::: DATA SUPPLIED

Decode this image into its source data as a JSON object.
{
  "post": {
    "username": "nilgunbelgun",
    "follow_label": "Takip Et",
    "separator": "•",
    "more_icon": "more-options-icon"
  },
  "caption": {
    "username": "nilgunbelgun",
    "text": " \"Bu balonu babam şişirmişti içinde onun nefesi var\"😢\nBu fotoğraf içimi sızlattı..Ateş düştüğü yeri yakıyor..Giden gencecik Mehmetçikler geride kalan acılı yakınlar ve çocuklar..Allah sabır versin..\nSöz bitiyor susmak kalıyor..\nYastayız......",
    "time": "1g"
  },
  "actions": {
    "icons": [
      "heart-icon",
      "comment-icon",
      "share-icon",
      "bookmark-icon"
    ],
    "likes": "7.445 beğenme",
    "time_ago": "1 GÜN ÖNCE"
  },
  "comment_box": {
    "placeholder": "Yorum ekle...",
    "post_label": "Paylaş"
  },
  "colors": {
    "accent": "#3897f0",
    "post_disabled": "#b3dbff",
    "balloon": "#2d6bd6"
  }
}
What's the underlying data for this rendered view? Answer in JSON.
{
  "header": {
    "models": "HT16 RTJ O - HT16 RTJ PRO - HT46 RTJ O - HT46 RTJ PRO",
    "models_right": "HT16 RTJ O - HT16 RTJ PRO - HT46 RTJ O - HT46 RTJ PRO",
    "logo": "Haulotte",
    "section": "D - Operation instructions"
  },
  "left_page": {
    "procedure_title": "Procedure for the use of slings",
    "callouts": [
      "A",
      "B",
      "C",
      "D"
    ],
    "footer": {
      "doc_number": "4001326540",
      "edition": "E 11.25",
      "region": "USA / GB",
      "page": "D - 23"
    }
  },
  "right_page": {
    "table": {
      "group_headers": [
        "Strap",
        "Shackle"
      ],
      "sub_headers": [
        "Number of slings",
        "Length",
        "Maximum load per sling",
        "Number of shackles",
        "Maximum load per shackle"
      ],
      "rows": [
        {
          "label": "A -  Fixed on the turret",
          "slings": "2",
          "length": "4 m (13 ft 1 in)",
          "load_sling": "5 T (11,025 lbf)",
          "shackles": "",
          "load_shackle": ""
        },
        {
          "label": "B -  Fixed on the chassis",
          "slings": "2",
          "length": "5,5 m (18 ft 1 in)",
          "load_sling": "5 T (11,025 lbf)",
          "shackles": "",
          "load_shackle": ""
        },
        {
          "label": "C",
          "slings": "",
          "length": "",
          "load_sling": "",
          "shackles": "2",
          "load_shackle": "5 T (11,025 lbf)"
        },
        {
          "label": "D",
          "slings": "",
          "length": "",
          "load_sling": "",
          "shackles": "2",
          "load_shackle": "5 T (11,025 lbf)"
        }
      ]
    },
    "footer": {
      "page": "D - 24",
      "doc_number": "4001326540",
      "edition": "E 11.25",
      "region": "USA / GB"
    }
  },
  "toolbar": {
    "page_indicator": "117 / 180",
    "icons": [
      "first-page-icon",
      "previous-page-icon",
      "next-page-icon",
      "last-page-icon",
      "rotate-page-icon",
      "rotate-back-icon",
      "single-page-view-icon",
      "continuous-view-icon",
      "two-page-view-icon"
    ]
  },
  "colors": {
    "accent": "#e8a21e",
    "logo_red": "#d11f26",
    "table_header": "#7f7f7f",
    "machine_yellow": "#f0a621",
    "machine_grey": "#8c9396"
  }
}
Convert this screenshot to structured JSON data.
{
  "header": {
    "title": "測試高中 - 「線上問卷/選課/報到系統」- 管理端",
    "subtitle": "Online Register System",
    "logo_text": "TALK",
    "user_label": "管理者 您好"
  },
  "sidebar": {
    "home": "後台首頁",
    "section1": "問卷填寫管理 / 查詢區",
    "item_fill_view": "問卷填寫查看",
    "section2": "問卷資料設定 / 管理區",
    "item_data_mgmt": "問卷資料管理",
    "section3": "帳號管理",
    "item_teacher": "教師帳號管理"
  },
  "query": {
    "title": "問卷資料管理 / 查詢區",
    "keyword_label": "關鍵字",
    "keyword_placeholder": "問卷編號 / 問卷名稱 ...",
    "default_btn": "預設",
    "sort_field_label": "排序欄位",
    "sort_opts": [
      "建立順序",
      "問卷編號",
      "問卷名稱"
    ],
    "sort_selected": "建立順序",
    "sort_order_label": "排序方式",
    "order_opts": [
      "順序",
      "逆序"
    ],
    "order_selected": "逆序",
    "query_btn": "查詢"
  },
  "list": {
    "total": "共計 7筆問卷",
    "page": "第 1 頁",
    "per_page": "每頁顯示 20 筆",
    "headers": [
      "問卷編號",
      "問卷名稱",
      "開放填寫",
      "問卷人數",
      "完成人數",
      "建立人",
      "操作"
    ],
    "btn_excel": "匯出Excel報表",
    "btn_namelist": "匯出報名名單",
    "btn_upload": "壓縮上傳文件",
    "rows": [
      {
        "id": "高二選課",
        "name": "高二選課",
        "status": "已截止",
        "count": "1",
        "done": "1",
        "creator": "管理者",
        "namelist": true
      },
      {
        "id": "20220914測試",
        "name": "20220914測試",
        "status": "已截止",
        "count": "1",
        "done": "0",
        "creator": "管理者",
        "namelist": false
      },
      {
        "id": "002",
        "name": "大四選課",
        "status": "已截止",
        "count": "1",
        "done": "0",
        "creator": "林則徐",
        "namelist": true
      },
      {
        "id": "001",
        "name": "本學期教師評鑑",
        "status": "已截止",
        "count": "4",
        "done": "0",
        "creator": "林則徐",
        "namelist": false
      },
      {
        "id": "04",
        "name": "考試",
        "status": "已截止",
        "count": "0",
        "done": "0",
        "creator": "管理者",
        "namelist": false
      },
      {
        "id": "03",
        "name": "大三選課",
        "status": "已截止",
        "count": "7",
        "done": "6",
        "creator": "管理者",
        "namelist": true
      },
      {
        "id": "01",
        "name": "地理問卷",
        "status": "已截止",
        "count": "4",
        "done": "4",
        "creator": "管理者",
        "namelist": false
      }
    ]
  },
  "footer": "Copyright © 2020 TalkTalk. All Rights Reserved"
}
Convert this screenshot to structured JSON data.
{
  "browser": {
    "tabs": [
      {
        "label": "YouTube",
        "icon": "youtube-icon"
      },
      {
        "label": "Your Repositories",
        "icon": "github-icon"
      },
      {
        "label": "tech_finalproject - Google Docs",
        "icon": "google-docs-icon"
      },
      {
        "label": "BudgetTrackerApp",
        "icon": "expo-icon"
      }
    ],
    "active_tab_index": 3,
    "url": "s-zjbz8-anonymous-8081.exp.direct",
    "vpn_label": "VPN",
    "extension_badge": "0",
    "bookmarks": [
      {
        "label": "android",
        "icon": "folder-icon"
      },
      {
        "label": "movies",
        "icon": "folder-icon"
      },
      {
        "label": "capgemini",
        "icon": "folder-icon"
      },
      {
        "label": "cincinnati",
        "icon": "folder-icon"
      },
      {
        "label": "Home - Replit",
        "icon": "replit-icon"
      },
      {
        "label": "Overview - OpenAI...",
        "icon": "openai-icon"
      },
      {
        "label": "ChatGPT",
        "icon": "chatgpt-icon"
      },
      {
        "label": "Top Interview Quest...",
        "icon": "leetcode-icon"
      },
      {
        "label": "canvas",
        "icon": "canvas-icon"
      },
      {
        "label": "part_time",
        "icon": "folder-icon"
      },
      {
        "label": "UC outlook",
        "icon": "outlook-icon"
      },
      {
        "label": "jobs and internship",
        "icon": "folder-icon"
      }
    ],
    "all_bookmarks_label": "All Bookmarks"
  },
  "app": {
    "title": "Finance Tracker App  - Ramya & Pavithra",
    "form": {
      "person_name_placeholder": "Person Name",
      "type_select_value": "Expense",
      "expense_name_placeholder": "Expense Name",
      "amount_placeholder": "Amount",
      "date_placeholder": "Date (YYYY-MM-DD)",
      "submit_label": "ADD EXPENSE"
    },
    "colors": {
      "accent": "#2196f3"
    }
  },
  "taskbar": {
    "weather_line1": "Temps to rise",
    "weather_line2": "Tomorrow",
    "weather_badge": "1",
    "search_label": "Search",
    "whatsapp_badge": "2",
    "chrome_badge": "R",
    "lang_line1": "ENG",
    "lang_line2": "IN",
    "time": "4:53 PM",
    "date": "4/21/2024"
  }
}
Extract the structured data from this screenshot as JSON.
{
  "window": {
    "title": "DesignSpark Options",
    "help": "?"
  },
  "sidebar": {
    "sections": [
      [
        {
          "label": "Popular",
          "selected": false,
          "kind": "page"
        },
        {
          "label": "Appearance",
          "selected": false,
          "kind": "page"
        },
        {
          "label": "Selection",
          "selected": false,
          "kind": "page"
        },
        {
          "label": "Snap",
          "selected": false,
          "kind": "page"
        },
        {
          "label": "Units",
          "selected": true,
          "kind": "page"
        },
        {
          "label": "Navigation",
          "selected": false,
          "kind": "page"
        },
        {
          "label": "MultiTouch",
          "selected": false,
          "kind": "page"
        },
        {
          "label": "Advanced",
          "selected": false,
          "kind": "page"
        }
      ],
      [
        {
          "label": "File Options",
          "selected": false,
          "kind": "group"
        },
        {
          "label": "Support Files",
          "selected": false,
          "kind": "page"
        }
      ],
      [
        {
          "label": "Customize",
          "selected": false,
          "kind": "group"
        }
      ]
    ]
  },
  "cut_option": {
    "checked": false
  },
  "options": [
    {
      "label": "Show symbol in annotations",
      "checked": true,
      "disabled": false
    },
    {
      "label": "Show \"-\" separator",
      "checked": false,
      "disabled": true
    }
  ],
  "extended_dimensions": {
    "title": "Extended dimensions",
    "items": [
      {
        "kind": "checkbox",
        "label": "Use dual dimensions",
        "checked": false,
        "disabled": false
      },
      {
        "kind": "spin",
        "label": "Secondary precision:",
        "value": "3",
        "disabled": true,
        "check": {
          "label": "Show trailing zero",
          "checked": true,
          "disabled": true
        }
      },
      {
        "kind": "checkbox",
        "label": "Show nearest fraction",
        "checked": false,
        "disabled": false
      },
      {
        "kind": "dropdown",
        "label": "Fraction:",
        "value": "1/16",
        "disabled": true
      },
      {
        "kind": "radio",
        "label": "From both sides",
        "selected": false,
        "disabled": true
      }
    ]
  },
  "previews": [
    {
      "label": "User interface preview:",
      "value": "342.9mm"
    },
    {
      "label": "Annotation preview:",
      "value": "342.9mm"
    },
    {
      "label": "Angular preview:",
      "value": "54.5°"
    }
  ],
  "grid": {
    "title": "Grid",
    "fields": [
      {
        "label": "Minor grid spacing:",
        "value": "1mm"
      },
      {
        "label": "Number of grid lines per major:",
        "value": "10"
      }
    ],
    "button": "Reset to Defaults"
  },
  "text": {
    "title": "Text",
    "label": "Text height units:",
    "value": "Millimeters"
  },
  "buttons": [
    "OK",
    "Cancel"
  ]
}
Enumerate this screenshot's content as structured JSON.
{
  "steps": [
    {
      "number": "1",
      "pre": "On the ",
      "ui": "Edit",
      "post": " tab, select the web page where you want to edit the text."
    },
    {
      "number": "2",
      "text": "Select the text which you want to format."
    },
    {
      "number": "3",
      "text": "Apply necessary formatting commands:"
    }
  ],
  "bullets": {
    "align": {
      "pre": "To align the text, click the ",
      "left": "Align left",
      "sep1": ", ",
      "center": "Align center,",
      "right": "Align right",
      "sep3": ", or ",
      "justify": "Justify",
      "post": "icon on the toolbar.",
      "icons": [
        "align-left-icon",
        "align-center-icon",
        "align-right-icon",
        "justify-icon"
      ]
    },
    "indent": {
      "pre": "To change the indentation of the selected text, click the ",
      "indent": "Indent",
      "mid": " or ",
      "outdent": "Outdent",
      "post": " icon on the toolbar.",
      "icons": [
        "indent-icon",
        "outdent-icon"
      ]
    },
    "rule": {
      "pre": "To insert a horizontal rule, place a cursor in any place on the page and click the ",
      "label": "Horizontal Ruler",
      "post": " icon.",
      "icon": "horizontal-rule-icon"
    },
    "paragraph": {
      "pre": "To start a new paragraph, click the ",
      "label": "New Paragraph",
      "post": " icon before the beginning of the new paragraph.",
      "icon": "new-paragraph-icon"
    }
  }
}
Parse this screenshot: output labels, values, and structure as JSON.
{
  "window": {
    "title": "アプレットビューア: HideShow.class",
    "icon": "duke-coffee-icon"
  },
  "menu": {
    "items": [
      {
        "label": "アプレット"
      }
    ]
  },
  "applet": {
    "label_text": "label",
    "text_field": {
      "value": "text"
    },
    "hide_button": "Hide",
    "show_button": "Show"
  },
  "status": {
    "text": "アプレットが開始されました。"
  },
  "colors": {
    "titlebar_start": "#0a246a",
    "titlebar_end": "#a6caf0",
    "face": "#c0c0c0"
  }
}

::::::

**TASK INSTRUCTIONS**
Give back exactly the lines running from the line containing "Parse this screenshot: output" through the end of the material above, both included, and nothing beyond them.

**ANSWER TO THIS TASK**
Parse this screenshot: output labels, values, and structure as JSON.
{
  "window": {
    "title": "アプレットビューア: HideShow.class",
    "icon": "duke-coffee-icon"
  },
  "menu": {
    "items": [
      {
        "label": "アプレット"
      }
    ]
  },
  "applet": {
    "label_text": "label",
    "text_field": {
      "value": "text"
    },
    "hide_button": "Hide",
    "show_button": "Show"
  },
  "status": {
    "text": "アプレットが開始されました。"
  },
  "colors": {
    "titlebar_start": "#0a246a",
    "titlebar_end": "#a6caf0",
    "face": "#c0c0c0"
  }
}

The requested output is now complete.